- _Data for processing_:
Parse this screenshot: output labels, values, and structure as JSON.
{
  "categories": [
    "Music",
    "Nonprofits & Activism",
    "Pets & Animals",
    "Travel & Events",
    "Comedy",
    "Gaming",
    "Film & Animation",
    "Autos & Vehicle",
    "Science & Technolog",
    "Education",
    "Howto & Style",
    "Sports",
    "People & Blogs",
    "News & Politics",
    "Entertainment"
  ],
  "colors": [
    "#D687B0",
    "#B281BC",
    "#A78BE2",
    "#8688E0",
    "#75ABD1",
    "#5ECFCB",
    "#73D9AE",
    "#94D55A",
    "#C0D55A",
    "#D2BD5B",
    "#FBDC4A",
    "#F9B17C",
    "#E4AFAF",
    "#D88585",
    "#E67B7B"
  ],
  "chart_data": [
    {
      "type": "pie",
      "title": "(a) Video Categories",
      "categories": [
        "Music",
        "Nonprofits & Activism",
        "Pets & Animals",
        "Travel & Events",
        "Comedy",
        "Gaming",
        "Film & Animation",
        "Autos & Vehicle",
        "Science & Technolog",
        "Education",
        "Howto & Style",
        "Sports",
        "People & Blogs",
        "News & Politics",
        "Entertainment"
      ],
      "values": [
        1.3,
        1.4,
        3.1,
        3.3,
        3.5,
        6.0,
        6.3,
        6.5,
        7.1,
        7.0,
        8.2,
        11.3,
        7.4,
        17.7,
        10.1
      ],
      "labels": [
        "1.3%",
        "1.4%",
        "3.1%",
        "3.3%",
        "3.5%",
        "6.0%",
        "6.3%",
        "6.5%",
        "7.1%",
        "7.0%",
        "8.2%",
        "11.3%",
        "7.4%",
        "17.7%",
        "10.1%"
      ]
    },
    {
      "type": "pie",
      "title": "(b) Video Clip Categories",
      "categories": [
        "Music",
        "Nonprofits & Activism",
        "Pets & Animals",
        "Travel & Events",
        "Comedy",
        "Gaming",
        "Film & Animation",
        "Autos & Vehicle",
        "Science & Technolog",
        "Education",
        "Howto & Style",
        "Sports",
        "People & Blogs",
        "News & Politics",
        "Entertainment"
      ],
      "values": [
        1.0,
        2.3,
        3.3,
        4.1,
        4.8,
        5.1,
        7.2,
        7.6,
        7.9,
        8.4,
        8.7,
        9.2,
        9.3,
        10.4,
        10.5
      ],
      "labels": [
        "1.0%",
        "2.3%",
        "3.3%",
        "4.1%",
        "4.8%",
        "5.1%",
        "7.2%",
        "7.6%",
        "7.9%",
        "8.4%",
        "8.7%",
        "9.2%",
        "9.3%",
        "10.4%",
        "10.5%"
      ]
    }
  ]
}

- _Your goal_:
Extract all of the data exactly as written.

- _The output_:
Parse this screenshot: output labels, values, and structure as JSON.
{
  "categories": [
    "Music",
    "Nonprofits & Activism",
    "Pets & Animals",
    "Travel & Events",
    "Comedy",
    "Gaming",
    "Film & Animation",
    "Autos & Vehicle",
    "Science & Technolog",
    "Education",
    "Howto & Style",
    "Sports",
    "People & Blogs",
    "News & Politics",
    "Entertainment"
  ],
  "colors": [
    "#D687B0",
    "#B281BC",
    "#A78BE2",
    "#8688E0",
    "#75ABD1",
    "#5ECFCB",
    "#73D9AE",
    "#94D55A",
    "#C0D55A",
    "#D2BD5B",
    "#FBDC4A",
    "#F9B17C",
    "#E4AFAF",
    "#D88585",
    "#E67B7B"
  ],
  "chart_data": [
    {
      "type": "pie",
      "title": "(a) Video Categories",
      "categories": [
        "Music",
        "Nonprofits & Activism",
        "Pets & Animals",
        "Travel & Events",
        "Comedy",
        "Gaming",
        "Film & Animation",
        "Autos & Vehicle",
        "Science & Technolog",
        "Education",
        "Howto & Style",
        "Sports",
        "People & Blogs",
        "News & Politics",
        "Entertainment"
      ],
      "values": [
        1.3,
        1.4,
        3.1,
        3.3,
        3.5,
        6.0,
        6.3,
        6.5,
        7.1,
        7.0,
        8.2,
        11.3,
        7.4,
        17.7,
        10.1
      ],
      "labels": [
        "1.3%",
        "1.4%",
        "3.1%",
        "3.3%",
        "3.5%",
        "6.0%",
        "6.3%",
        "6.5%",
        "7.1%",
        "7.0%",
        "8.2%",
        "11.3%",
        "7.4%",
        "17.7%",
        "10.1%"
      ]
    },
    {
      "type": "pie",
      "title": "(b) Video Clip Categories",
      "categories": [
        "Music",
        "Nonprofits & Activism",
        "Pets & Animals",
        "Travel & Events",
        "Comedy",
        "Gaming",
        "Film & Animation",
        "Autos & Vehicle",
        "Science & Technolog",
        "Education",
        "Howto & Style",
        "Sports",
        "People & Blogs",
        "News & Politics",
        "Entertainment"
      ],
      "values": [
        1.0,
        2.3,
        3.3,
        4.1,
        4.8,
        5.1,
        7.2,
        7.6,
        7.9,
        8.4,
        8.7,
        9.2,
        9.3,
        10.4,
        10.5
      ],
      "labels": [
        "1.0%",
        "2.3%",
        "3.3%",
        "4.1%",
        "4.8%",
        "5.1%",
        "7.2%",
        "7.6%",
        "7.9%",
        "8.4%",
        "8.7%",
        "9.2%",
        "9.3%",
        "10.4%",
        "10.5%"
      ]
    }
  ]
}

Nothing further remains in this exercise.